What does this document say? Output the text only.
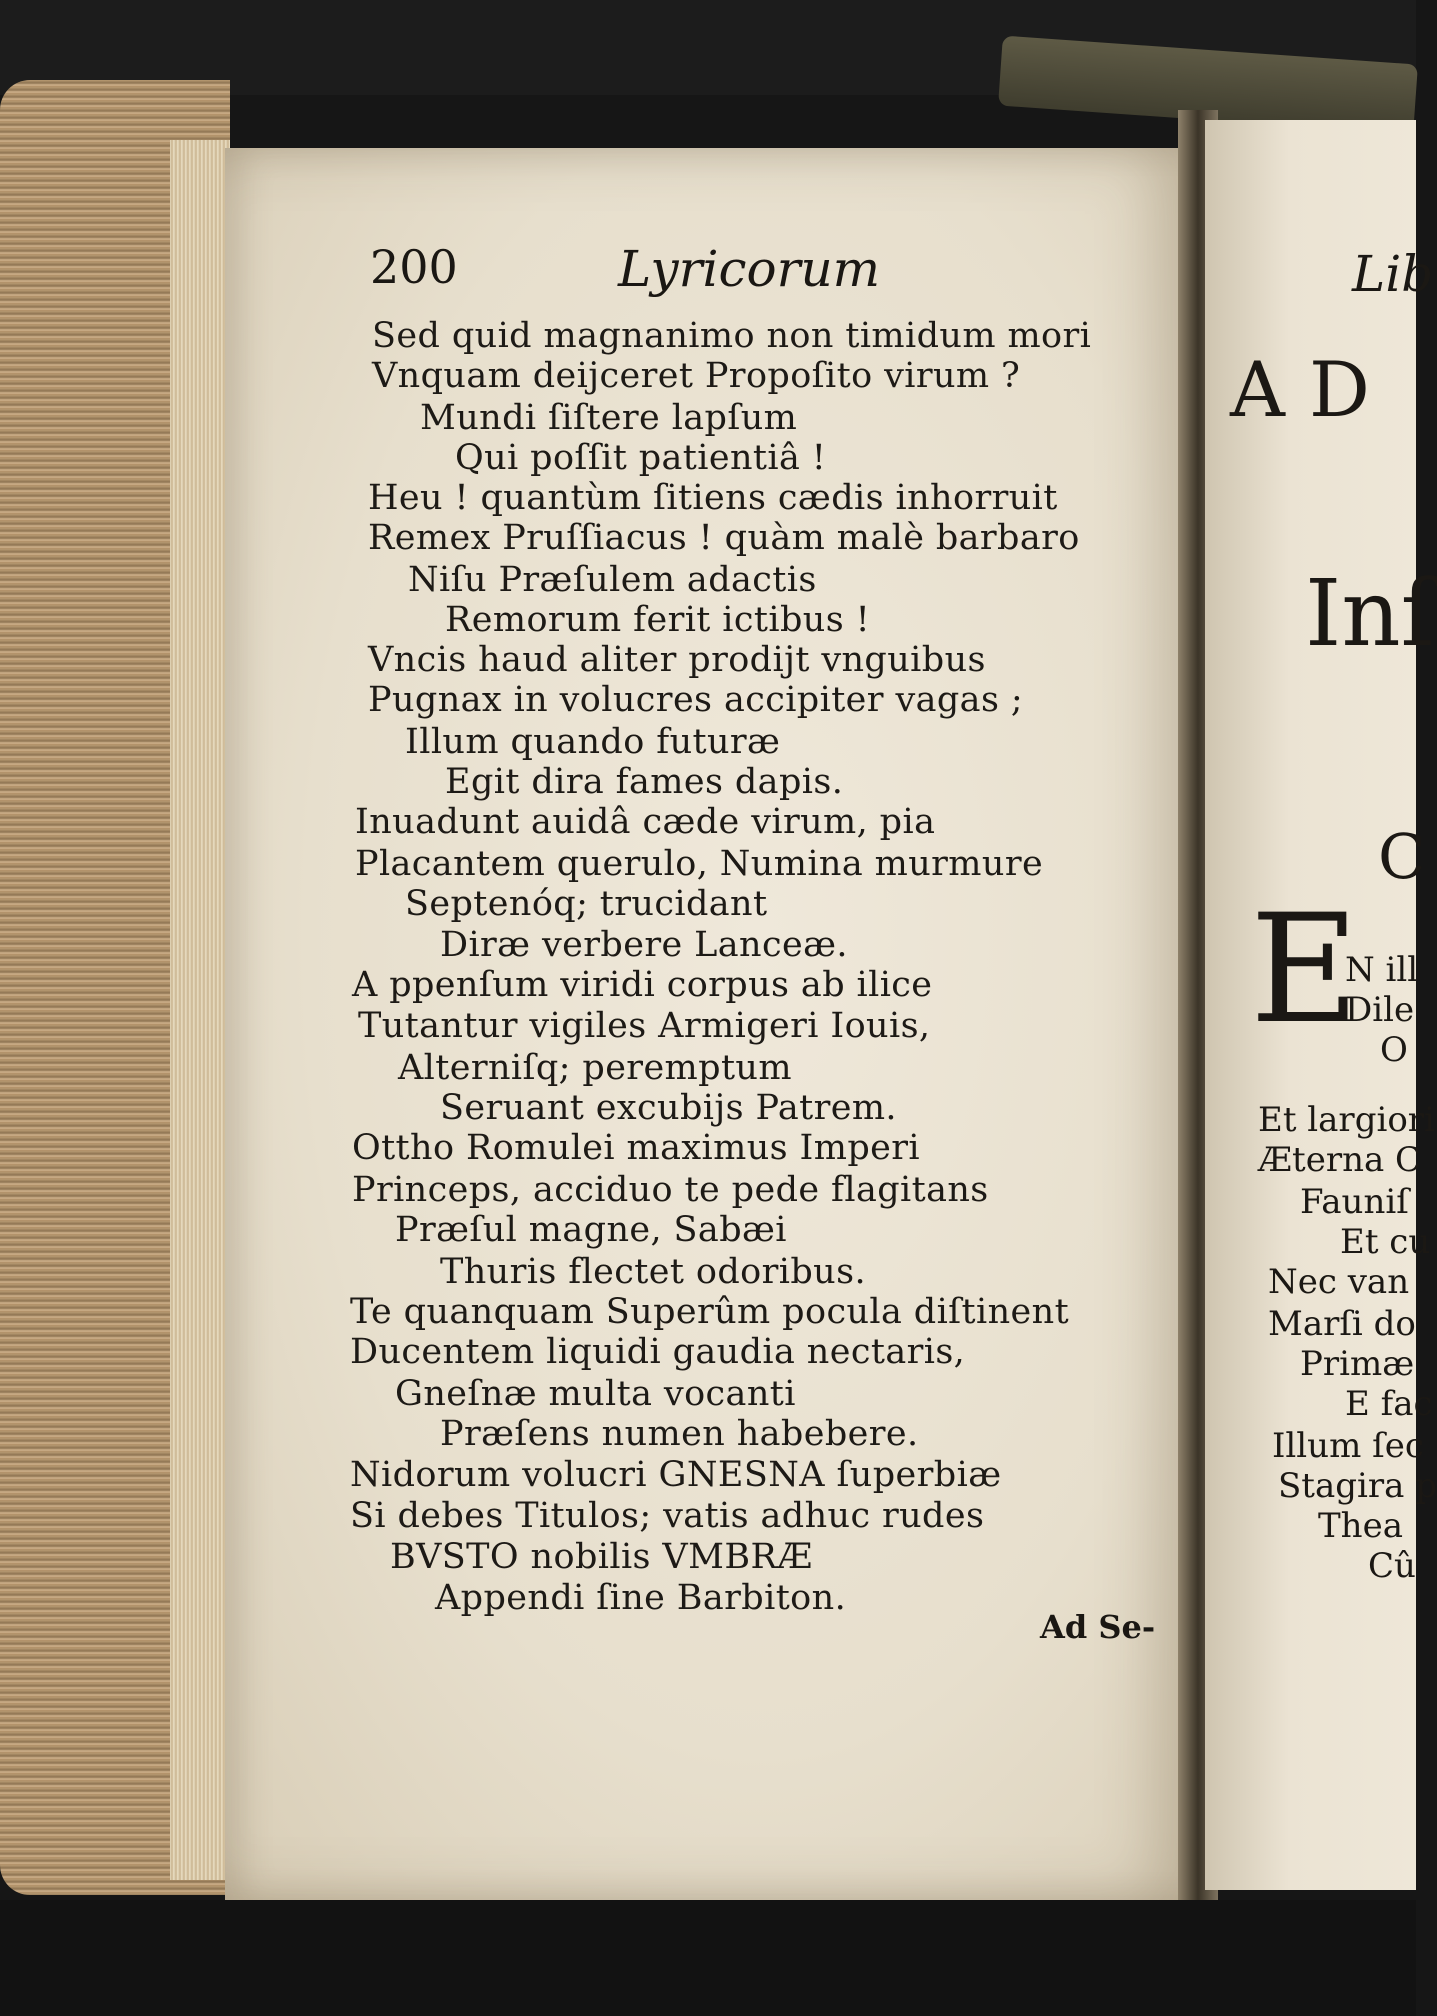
200	Lyricorum
Sed quid magnanimo non timidum mori
Vnquam deijceret Propoſito virum ?
Mundi ſiſtere lapſum
Qui poſſit patientiâ !
Heu ! quantùm ſitiens cædis inhorruit
Remex Pruſſiacus ! quàm malè barbaro
Niſu Præſulem adactis
Remorum ferit ictibus !
Vncis haud aliter prodijt vnguibus
Pugnax in volucres accipiter vagas ;
Illum quando futuræ
Egit dira fames dapis.
Inuadunt auidâ cæde virum, pia
Placantem querulo, Numina murmure
Septenóq; trucidant
Diræ verbere Lanceæ.
A ppenſum viridi corpus ab ilice
Tutantur vigiles Armigeri Iouis,
Alterniſq; peremptum
Seruant excubijs Patrem.
Ottho Romulei maximus Imperi
Princeps, acciduo te pede flagitans
Præſul magne, Sabæi
Thuris flectet odoribus.
Te quanquam Superûm pocula diſtinent
Ducentem liquidi gaudia nectaris,
Gneſnæ multa vocanti
Præſens numen habebere.
Nidorum volucri GNESNA ſuperbiæ
Si debes Titulos; vatis adhuc rudes
BVSTO nobilis VMBRÆ
Appendi ſine Barbiton.
Ad Se-
Lib
A D
Inſ
C
E
N ill
Dile
O
Et largiori
Æterna C
Fauniſ
Et cu
Nec van
Marſi do
Primæ
E fac
Illum ſec
Stagira p
Thea
Cû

* * *

■ **INSTRUCTIONS FOR THE TASK**
Pull out all lines from the entries above in which the word "virum" appears.

■ **ANSWER BELOW**
Vnquam deijceret Propoſito virum ?
Inuadunt auidâ cæde virum, pia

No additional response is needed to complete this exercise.